- DIRECTIVE -
Search the listing for "JSON" and copy every line where it appears.

- DATA PROVIDED -
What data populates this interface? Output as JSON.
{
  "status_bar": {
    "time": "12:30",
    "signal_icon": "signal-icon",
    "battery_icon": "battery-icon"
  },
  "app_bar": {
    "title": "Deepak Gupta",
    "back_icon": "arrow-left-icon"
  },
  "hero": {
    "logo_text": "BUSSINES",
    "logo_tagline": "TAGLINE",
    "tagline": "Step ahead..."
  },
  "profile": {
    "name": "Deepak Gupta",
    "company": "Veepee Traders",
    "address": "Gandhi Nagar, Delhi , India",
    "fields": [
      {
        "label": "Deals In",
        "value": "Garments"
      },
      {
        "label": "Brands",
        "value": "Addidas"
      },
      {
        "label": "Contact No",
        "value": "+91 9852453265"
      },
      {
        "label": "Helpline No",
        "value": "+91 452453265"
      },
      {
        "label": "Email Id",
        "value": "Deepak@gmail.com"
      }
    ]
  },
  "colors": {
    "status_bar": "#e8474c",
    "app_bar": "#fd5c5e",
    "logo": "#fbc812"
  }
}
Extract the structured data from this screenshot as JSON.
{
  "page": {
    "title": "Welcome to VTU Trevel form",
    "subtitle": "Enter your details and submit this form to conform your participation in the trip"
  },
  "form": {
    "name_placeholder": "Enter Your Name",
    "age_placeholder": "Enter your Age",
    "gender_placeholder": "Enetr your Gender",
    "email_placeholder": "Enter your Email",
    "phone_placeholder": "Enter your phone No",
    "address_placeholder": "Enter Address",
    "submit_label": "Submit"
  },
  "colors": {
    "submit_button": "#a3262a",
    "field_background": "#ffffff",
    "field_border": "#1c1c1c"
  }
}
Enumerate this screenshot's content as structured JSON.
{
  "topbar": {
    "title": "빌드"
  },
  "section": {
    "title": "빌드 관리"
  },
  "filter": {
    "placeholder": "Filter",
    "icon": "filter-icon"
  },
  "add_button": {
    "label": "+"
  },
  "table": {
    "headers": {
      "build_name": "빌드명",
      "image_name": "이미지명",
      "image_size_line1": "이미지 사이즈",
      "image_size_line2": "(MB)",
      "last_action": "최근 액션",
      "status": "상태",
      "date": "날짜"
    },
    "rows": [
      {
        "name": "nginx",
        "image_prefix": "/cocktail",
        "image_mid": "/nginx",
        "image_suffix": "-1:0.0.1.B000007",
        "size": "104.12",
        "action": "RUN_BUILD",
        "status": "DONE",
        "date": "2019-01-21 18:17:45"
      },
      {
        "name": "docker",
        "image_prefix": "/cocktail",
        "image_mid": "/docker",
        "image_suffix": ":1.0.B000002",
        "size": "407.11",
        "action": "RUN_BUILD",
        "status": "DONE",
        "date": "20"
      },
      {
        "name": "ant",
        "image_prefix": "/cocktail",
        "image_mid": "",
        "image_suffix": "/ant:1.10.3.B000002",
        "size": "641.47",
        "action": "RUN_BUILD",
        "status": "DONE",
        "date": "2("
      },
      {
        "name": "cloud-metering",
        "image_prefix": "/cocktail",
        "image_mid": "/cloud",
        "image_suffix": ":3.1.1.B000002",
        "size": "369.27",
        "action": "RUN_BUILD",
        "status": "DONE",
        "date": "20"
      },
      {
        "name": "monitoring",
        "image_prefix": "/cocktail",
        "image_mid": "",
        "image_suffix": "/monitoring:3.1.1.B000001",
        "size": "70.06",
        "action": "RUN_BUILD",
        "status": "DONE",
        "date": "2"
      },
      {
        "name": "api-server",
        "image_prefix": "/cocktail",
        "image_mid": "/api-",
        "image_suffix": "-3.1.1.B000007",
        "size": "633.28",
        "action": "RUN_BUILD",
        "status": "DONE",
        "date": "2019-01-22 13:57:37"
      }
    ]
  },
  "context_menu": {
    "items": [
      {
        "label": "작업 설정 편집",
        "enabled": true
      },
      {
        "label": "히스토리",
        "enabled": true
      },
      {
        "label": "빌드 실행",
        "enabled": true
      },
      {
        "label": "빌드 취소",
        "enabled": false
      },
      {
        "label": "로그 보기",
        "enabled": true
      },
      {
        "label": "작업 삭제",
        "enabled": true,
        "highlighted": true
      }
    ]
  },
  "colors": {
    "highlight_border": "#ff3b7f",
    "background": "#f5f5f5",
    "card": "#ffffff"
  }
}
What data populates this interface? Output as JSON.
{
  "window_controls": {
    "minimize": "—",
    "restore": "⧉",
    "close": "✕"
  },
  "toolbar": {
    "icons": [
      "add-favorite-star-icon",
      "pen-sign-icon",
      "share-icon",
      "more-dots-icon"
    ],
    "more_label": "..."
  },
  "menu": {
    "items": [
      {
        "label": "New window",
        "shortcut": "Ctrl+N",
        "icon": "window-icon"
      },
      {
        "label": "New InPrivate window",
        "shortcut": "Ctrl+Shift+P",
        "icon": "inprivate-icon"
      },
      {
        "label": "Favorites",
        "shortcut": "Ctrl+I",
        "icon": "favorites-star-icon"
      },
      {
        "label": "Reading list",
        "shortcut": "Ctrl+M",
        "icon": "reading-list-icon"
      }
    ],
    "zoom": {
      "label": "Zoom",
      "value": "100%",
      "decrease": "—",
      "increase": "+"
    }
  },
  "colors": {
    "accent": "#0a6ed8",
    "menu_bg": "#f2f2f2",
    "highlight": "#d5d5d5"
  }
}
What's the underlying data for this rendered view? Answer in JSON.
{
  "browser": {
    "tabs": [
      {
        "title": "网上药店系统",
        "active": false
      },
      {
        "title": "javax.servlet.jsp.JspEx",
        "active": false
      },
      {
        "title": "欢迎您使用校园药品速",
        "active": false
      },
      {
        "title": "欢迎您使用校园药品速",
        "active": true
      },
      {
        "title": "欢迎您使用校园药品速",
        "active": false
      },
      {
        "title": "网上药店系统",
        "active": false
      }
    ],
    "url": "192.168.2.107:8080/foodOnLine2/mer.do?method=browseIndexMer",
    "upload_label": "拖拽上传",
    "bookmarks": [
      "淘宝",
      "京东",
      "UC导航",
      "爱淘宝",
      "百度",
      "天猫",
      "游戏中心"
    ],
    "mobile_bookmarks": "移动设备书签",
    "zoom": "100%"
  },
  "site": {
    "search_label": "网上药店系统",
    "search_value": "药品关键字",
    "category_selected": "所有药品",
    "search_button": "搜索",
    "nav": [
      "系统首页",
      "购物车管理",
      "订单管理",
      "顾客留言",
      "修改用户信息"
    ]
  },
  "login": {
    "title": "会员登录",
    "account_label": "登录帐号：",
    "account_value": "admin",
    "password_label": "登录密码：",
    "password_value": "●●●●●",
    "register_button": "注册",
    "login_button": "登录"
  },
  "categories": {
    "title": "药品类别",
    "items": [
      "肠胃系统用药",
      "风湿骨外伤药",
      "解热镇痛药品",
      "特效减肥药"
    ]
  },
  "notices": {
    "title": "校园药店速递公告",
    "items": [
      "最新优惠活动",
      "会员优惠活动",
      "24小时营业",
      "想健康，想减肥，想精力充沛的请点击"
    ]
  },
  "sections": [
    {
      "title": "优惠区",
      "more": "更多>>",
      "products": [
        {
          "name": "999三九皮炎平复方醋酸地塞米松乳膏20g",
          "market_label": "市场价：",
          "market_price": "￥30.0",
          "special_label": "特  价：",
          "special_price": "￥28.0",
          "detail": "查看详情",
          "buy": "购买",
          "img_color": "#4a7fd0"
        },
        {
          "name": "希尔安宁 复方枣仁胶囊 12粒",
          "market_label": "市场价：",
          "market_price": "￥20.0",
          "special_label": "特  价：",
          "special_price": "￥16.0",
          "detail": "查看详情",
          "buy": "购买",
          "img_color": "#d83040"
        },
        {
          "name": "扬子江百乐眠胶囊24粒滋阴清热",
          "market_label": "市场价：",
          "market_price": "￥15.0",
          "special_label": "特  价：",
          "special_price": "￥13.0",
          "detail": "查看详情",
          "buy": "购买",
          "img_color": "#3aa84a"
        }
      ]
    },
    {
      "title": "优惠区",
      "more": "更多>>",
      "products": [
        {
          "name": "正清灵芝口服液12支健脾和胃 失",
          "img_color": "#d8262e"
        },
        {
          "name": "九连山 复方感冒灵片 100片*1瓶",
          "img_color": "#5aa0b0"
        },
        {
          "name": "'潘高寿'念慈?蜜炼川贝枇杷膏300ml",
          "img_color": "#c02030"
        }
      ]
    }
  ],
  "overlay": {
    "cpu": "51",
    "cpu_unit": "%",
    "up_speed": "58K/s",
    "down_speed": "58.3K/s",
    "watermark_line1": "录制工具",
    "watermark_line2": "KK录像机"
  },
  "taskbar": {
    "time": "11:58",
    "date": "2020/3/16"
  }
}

- RESULT FOR THIS EXERCISE -
What data populates this interface? Output as JSON.
Extract the structured data from this screenshot as JSON.
Enumerate this screenshot's content as structured JSON.
What data populates this interface? Output as JSON.
What's the underlying data for this rendered view? Answer in JSON.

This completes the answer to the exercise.